Could you output each line of the data that follows exactly?

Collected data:
>> BEGIN
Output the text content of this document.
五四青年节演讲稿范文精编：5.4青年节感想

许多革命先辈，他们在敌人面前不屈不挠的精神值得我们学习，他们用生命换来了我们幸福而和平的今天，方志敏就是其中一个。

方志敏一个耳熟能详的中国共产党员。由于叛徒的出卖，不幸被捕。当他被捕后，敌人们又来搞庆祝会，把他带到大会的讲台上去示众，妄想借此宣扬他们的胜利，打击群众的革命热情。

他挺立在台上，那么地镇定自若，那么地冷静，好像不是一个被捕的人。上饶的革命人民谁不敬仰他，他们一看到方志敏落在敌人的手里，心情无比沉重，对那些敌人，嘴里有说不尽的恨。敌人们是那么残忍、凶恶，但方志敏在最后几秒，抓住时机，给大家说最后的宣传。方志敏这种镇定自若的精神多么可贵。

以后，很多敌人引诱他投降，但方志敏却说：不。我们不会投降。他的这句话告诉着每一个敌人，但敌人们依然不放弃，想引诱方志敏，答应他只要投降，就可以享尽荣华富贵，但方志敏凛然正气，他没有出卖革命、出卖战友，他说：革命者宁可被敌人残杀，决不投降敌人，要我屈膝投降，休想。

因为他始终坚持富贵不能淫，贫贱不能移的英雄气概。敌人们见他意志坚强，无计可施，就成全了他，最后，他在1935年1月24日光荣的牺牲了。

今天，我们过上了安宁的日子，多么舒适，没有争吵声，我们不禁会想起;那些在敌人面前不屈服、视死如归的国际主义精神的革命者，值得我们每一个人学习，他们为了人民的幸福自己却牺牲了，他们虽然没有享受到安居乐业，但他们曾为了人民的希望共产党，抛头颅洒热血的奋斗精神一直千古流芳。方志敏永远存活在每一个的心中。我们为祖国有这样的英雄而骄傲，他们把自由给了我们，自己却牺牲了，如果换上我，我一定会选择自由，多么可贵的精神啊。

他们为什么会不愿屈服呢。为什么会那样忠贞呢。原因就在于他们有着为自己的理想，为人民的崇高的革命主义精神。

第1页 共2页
>> END
WRITTEN ANSWER:
Output the text content of this document.
五四青年节演讲稿范文精编：5.4青年节感想

许多革命先辈，他们在敌人面前不屈不挠的精神值得我们学习，他们用生命换来了我们幸福而和平的今天，方志敏就是其中一个。

方志敏一个耳熟能详的中国共产党员。由于叛徒的出卖，不幸被捕。当他被捕后，敌人们又来搞庆祝会，把他带到大会的讲台上去示众，妄想借此宣扬他们的胜利，打击群众的革命热情。

他挺立在台上，那么地镇定自若，那么地冷静，好像不是一个被捕的人。上饶的革命人民谁不敬仰他，他们一看到方志敏落在敌人的手里，心情无比沉重，对那些敌人，嘴里有说不尽的恨。敌人们是那么残忍、凶恶，但方志敏在最后几秒，抓住时机，给大家说最后的宣传。方志敏这种镇定自若的精神多么可贵。

以后，很多敌人引诱他投降，但方志敏却说：不。我们不会投降。他的这句话告诉着每一个敌人，但敌人们依然不放弃，想引诱方志敏，答应他只要投降，就可以享尽荣华富贵，但方志敏凛然正气，他没有出卖革命、出卖战友，他说：革命者宁可被敌人残杀，决不投降敌人，要我屈膝投降，休想。

因为他始终坚持富贵不能淫，贫贱不能移的英雄气概。敌人们见他意志坚强，无计可施，就成全了他，最后，他在1935年1月24日光荣的牺牲了。

今天，我们过上了安宁的日子，多么舒适，没有争吵声，我们不禁会想起;那些在敌人面前不屈服、视死如归的国际主义精神的革命者，值得我们每一个人学习，他们为了人民的幸福自己却牺牲了，他们虽然没有享受到安居乐业，但他们曾为了人民的希望共产党，抛头颅洒热血的奋斗精神一直千古流芳。方志敏永远存活在每一个的心中。我们为祖国有这样的英雄而骄傲，他们把自由给了我们，自己却牺牲了，如果换上我，我一定会选择自由，多么可贵的精神啊。

他们为什么会不愿屈服呢。为什么会那样忠贞呢。原因就在于他们有着为自己的理想，为人民的崇高的革命主义精神。

第1页 共2页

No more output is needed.